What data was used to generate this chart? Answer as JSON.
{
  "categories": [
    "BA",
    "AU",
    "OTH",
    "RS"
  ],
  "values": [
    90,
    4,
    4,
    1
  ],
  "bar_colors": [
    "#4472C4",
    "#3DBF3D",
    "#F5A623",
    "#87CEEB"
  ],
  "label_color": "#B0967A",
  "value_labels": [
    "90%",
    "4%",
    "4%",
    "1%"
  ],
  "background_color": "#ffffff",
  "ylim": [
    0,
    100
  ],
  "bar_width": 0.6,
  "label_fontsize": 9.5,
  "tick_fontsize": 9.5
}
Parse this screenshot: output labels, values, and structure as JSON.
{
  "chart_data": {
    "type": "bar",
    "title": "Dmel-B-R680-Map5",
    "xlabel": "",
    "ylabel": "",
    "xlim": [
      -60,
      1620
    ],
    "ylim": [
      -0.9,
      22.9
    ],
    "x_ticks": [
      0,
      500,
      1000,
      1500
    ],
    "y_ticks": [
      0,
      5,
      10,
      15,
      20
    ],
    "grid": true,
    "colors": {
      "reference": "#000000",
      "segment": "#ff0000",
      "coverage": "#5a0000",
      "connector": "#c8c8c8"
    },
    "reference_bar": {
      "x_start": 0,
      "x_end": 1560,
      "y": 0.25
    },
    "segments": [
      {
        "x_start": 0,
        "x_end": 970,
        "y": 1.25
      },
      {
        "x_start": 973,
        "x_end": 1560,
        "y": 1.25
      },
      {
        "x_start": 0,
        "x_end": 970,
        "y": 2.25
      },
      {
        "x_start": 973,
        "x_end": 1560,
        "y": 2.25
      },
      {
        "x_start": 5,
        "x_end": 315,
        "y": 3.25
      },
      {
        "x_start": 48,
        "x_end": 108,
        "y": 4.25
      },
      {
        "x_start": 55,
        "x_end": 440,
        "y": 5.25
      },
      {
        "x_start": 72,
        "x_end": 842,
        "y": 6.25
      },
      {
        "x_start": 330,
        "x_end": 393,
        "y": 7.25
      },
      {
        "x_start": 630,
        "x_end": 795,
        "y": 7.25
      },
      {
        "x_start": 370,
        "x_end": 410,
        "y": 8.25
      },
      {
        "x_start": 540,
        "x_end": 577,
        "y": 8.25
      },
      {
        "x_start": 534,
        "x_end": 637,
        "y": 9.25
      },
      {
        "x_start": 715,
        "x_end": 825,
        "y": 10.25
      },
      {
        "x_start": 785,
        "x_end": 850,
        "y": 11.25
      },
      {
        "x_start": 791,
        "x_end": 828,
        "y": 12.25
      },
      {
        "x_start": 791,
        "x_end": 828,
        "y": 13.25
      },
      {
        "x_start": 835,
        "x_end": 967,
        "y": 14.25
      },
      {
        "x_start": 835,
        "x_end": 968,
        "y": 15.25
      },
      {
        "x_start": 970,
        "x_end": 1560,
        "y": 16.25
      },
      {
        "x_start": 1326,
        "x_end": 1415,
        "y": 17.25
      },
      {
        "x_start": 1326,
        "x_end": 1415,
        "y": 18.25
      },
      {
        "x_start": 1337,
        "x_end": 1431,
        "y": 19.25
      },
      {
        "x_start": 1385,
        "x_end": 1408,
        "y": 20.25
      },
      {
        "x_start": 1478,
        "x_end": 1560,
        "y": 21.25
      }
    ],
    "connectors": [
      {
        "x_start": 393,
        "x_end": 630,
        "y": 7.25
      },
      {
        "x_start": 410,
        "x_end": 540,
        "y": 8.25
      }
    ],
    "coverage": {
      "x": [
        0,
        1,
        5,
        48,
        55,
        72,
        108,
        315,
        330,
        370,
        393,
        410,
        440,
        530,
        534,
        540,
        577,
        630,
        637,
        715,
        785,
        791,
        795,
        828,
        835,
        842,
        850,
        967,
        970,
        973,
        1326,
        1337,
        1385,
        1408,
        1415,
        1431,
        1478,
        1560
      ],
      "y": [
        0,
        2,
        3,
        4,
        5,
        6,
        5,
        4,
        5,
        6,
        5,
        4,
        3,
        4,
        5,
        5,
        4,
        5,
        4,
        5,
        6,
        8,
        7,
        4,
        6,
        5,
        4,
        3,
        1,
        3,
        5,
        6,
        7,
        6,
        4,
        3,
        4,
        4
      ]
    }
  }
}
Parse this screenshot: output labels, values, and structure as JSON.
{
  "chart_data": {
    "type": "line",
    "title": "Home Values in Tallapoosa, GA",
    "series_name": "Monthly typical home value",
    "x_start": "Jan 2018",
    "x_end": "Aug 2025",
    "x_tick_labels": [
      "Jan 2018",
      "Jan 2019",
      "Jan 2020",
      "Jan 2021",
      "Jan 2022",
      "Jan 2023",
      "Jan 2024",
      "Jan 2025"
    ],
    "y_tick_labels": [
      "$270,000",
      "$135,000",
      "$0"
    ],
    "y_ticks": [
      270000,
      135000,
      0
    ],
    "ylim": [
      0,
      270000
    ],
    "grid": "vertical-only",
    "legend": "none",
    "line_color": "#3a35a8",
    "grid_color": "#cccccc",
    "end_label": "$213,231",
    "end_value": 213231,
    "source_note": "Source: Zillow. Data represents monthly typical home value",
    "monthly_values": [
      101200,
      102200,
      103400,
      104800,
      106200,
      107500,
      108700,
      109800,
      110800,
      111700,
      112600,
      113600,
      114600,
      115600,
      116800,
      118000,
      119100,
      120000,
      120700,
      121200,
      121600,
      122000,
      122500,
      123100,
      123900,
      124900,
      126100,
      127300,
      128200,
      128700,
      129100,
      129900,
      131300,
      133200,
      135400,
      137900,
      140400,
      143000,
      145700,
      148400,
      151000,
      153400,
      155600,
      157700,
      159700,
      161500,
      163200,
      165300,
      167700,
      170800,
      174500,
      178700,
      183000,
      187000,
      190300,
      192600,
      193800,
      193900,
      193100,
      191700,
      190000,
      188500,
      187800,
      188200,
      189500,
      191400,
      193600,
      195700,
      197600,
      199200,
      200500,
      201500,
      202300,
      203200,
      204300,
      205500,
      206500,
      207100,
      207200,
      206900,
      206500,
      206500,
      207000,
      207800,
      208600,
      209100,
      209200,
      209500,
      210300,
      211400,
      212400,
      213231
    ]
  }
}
***
The lines above should be duplicated exactly.

■ SOLVED PROBLEM
What data was used to generate this chart? Answer as JSON.
{
  "categories": [
    "BA",
    "AU",
    "OTH",
    "RS"
  ],
  "values": [
    90,
    4,
    4,
    1
  ],
  "bar_colors": [
    "#4472C4",
    "#3DBF3D",
    "#F5A623",
    "#87CEEB"
  ],
  "label_color": "#B0967A",
  "value_labels": [
    "90%",
    "4%",
    "4%",
    "1%"
  ],
  "background_color": "#ffffff",
  "ylim": [
    0,
    100
  ],
  "bar_width": 0.6,
  "label_fontsize": 9.5,
  "tick_fontsize": 9.5
}
Parse this screenshot: output labels, values, and structure as JSON.
{
  "chart_data": {
    "type": "bar",
    "title": "Dmel-B-R680-Map5",
    "xlabel": "",
    "ylabel": "",
    "xlim": [
      -60,
      1620
    ],
    "ylim": [
      -0.9,
      22.9
    ],
    "x_ticks": [
      0,
      500,
      1000,
      1500
    ],
    "y_ticks": [
      0,
      5,
      10,
      15,
      20
    ],
    "grid": true,
    "colors": {
      "reference": "#000000",
      "segment": "#ff0000",
      "coverage": "#5a0000",
      "connector": "#c8c8c8"
    },
    "reference_bar": {
      "x_start": 0,
      "x_end": 1560,
      "y": 0.25
    },
    "segments": [
      {
        "x_start": 0,
        "x_end": 970,
        "y": 1.25
      },
      {
        "x_start": 973,
        "x_end": 1560,
        "y": 1.25
      },
      {
        "x_start": 0,
        "x_end": 970,
        "y": 2.25
      },
      {
        "x_start": 973,
        "x_end": 1560,
        "y": 2.25
      },
      {
        "x_start": 5,
        "x_end": 315,
        "y": 3.25
      },
      {
        "x_start": 48,
        "x_end": 108,
        "y": 4.25
      },
      {
        "x_start": 55,
        "x_end": 440,
        "y": 5.25
      },
      {
        "x_start": 72,
        "x_end": 842,
        "y": 6.25
      },
      {
        "x_start": 330,
        "x_end": 393,
        "y": 7.25
      },
      {
        "x_start": 630,
        "x_end": 795,
        "y": 7.25
      },
      {
        "x_start": 370,
        "x_end": 410,
        "y": 8.25
      },
      {
        "x_start": 540,
        "x_end": 577,
        "y": 8.25
      },
      {
        "x_start": 534,
        "x_end": 637,
        "y": 9.25
      },
      {
        "x_start": 715,
        "x_end": 825,
        "y": 10.25
      },
      {
        "x_start": 785,
        "x_end": 850,
        "y": 11.25
      },
      {
        "x_start": 791,
        "x_end": 828,
        "y": 12.25
      },
      {
        "x_start": 791,
        "x_end": 828,
        "y": 13.25
      },
      {
        "x_start": 835,
        "x_end": 967,
        "y": 14.25
      },
      {
        "x_start": 835,
        "x_end": 968,
        "y": 15.25
      },
      {
        "x_start": 970,
        "x_end": 1560,
        "y": 16.25
      },
      {
        "x_start": 1326,
        "x_end": 1415,
        "y": 17.25
      },
      {
        "x_start": 1326,
        "x_end": 1415,
        "y": 18.25
      },
      {
        "x_start": 1337,
        "x_end": 1431,
        "y": 19.25
      },
      {
        "x_start": 1385,
        "x_end": 1408,
        "y": 20.25
      },
      {
        "x_start": 1478,
        "x_end": 1560,
        "y": 21.25
      }
    ],
    "connectors": [
      {
        "x_start": 393,
        "x_end": 630,
        "y": 7.25
      },
      {
        "x_start": 410,
        "x_end": 540,
        "y": 8.25
      }
    ],
    "coverage": {
      "x": [
        0,
        1,
        5,
        48,
        55,
        72,
        108,
        315,
        330,
        370,
        393,
        410,
        440,
        530,
        534,
        540,
        577,
        630,
        637,
        715,
        785,
        791,
        795,
        828,
        835,
        842,
        850,
        967,
        970,
        973,
        1326,
        1337,
        1385,
        1408,
        1415,
        1431,
        1478,
        1560
      ],
      "y": [
        0,
        2,
        3,
        4,
        5,
        6,
        5,
        4,
        5,
        6,
        5,
        4,
        3,
        4,
        5,
        5,
        4,
        5,
        4,
        5,
        6,
        8,
        7,
        4,
        6,
        5,
        4,
        3,
        1,
        3,
        5,
        6,
        7,
        6,
        4,
        3,
        4,
        4
      ]
    }
  }
}
Parse this screenshot: output labels, values, and structure as JSON.
{
  "chart_data": {
    "type": "line",
    "title": "Home Values in Tallapoosa, GA",
    "series_name": "Monthly typical home value",
    "x_start": "Jan 2018",
    "x_end": "Aug 2025",
    "x_tick_labels": [
      "Jan 2018",
      "Jan 2019",
      "Jan 2020",
      "Jan 2021",
      "Jan 2022",
      "Jan 2023",
      "Jan 2024",
      "Jan 2025"
    ],
    "y_tick_labels": [
      "$270,000",
      "$135,000",
      "$0"
    ],
    "y_ticks": [
      270000,
      135000,
      0
    ],
    "ylim": [
      0,
      270000
    ],
    "grid": "vertical-only",
    "legend": "none",
    "line_color": "#3a35a8",
    "grid_color": "#cccccc",
    "end_label": "$213,231",
    "end_value": 213231,
    "source_note": "Source: Zillow. Data represents monthly typical home value",
    "monthly_values": [
      101200,
      102200,
      103400,
      104800,
      106200,
      107500,
      108700,
      109800,
      110800,
      111700,
      112600,
      113600,
      114600,
      115600,
      116800,
      118000,
      119100,
      120000,
      120700,
      121200,
      121600,
      122000,
      122500,
      123100,
      123900,
      124900,
      126100,
      127300,
      128200,
      128700,
      129100,
      129900,
      131300,
      133200,
      135400,
      137900,
      140400,
      143000,
      145700,
      148400,
      151000,
      153400,
      155600,
      157700,
      159700,
      161500,
      163200,
      165300,
      167700,
      170800,
      174500,
      178700,
      183000,
      187000,
      190300,
      192600,
      193800,
      193900,
      193100,
      191700,
      190000,
      188500,
      187800,
      188200,
      189500,
      191400,
      193600,
      195700,
      197600,
      199200,
      200500,
      201500,
      202300,
      203200,
      204300,
      205500,
      206500,
      207100,
      207200,
      206900,
      206500,
      206500,
      207000,
      207800,
      208600,
      209100,
      209200,
      209500,
      210300,
      211400,
      212400,
      213231
    ]
  }
}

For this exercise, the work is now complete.